** Begin Source records **
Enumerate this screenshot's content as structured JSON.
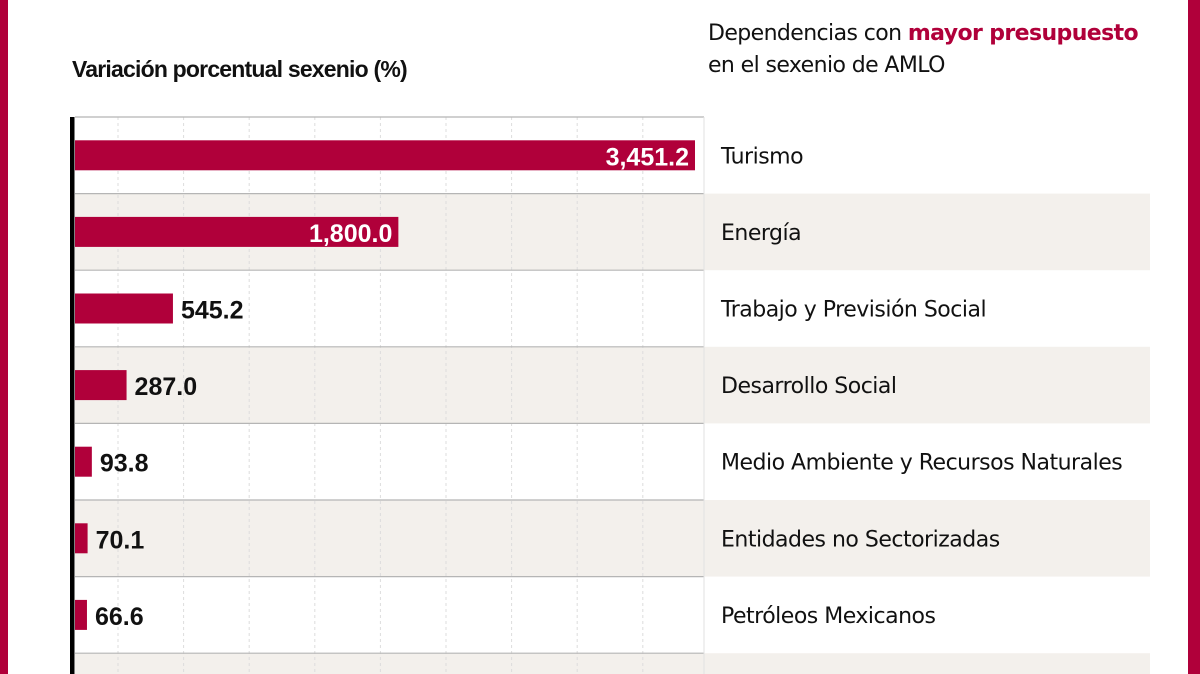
{
  "header": {
    "prefix": "Dependencias con ",
    "highlight": "mayor presupuesto",
    "suffix": "en el sexenio de AMLO"
  },
  "chart_data": {
    "type": "bar",
    "orientation": "horizontal",
    "title": "Dependencias con mayor presupuesto en el sexenio de AMLO",
    "xlabel": "Variación porcentual sexenio (%)",
    "categories": [
      "Turismo",
      "Energía",
      "Trabajo y Previsión Social",
      "Desarrollo Social",
      "Medio Ambiente y Recursos Naturales",
      "Entidades no Sectorizadas",
      "Petróleos Mexicanos"
    ],
    "values": [
      3451.2,
      1800.0,
      545.2,
      287.0,
      93.8,
      70.1,
      66.6
    ],
    "labels": [
      "3,451.2",
      "1,800.0",
      "545.2",
      "287.0",
      "93.8",
      "70.1",
      "66.6"
    ],
    "xlim": [
      0,
      3500
    ],
    "grid": true,
    "colors": {
      "bar": "#b0003a",
      "row_alt": "#f3f0ec",
      "border": "#b0003a"
    }
  }
}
** End Source records **
To be done: Search the preceding listing for "sexenio" and extract every line where it is found.

Result for this task:
    "suffix": "en el sexenio de AMLO"
    "title": "Dependencias con mayor presupuesto en el sexenio de AMLO",
    "xlabel": "Variación porcentual sexenio (%)",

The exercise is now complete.